Exclude images, then output the remaining data verbatim.

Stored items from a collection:
+ + +

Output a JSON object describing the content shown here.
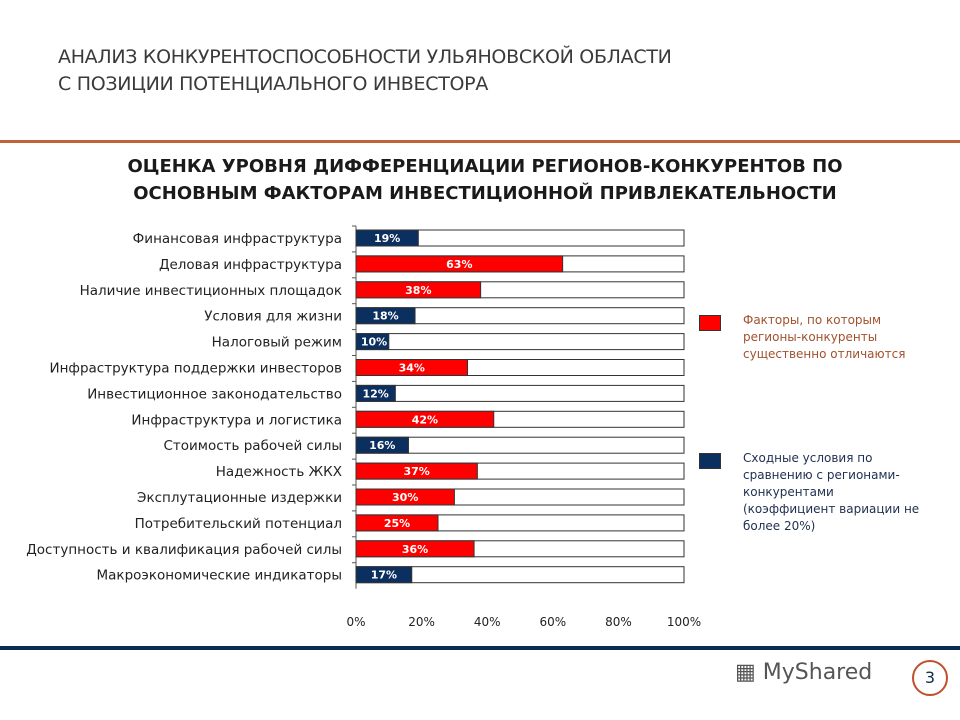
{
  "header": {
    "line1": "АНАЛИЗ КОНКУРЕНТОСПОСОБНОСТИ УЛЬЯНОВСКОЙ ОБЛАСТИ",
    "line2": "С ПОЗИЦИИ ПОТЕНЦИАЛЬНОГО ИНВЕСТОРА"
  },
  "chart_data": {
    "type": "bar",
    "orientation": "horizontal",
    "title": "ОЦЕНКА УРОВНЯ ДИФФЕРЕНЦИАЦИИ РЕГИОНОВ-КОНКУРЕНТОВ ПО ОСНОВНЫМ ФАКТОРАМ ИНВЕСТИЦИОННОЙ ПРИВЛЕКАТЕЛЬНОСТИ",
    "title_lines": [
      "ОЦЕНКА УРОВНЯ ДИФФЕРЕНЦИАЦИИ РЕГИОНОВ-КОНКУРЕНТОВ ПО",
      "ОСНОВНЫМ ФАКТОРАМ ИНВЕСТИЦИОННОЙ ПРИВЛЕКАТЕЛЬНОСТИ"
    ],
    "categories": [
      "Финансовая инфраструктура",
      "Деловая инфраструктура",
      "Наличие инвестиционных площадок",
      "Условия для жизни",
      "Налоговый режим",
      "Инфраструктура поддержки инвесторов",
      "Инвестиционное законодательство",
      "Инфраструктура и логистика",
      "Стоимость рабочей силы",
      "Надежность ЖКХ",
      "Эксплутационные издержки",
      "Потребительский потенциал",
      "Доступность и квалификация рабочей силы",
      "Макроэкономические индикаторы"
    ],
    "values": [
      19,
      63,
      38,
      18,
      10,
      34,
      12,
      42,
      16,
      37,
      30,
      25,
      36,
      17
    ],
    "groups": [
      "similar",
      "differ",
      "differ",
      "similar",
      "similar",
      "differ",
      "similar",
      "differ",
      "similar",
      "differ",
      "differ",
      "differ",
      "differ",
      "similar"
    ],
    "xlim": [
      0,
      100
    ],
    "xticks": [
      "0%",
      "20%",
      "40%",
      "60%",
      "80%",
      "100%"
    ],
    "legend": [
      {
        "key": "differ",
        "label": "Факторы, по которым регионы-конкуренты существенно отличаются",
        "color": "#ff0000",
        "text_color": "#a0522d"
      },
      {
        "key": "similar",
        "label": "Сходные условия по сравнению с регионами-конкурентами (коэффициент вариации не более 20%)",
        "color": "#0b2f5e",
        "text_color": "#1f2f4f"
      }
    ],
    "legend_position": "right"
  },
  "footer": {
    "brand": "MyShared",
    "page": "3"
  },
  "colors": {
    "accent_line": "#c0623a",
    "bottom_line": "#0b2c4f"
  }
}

+ + +

» **Result for this exercise**:
Output a JSON object describing the content shown here.
{
  "header": {
    "line1": "АНАЛИЗ КОНКУРЕНТОСПОСОБНОСТИ УЛЬЯНОВСКОЙ ОБЛАСТИ",
    "line2": "С ПОЗИЦИИ ПОТЕНЦИАЛЬНОГО ИНВЕСТОРА"
  },
  "chart_data": {
    "type": "bar",
    "orientation": "horizontal",
    "title": "ОЦЕНКА УРОВНЯ ДИФФЕРЕНЦИАЦИИ РЕГИОНОВ-КОНКУРЕНТОВ ПО ОСНОВНЫМ ФАКТОРАМ ИНВЕСТИЦИОННОЙ ПРИВЛЕКАТЕЛЬНОСТИ",
    "title_lines": [
      "ОЦЕНКА УРОВНЯ ДИФФЕРЕНЦИАЦИИ РЕГИОНОВ-КОНКУРЕНТОВ ПО",
      "ОСНОВНЫМ ФАКТОРАМ ИНВЕСТИЦИОННОЙ ПРИВЛЕКАТЕЛЬНОСТИ"
    ],
    "categories": [
      "Финансовая инфраструктура",
      "Деловая инфраструктура",
      "Наличие инвестиционных площадок",
      "Условия для жизни",
      "Налоговый режим",
      "Инфраструктура поддержки инвесторов",
      "Инвестиционное законодательство",
      "Инфраструктура и логистика",
      "Стоимость рабочей силы",
      "Надежность ЖКХ",
      "Эксплутационные издержки",
      "Потребительский потенциал",
      "Доступность и квалификация рабочей силы",
      "Макроэкономические индикаторы"
    ],
    "values": [
      19,
      63,
      38,
      18,
      10,
      34,
      12,
      42,
      16,
      37,
      30,
      25,
      36,
      17
    ],
    "groups": [
      "similar",
      "differ",
      "differ",
      "similar",
      "similar",
      "differ",
      "similar",
      "differ",
      "similar",
      "differ",
      "differ",
      "differ",
      "differ",
      "similar"
    ],
    "xlim": [
      0,
      100
    ],
    "xticks": [
      "0%",
      "20%",
      "40%",
      "60%",
      "80%",
      "100%"
    ],
    "legend": [
      {
        "key": "differ",
        "label": "Факторы, по которым регионы-конкуренты существенно отличаются",
        "color": "#ff0000",
        "text_color": "#a0522d"
      },
      {
        "key": "similar",
        "label": "Сходные условия по сравнению с регионами-конкурентами (коэффициент вариации не более 20%)",
        "color": "#0b2f5e",
        "text_color": "#1f2f4f"
      }
    ],
    "legend_position": "right"
  },
  "footer": {
    "brand": "MyShared",
    "page": "3"
  },
  "colors": {
    "accent_line": "#c0623a",
    "bottom_line": "#0b2c4f"
  }
}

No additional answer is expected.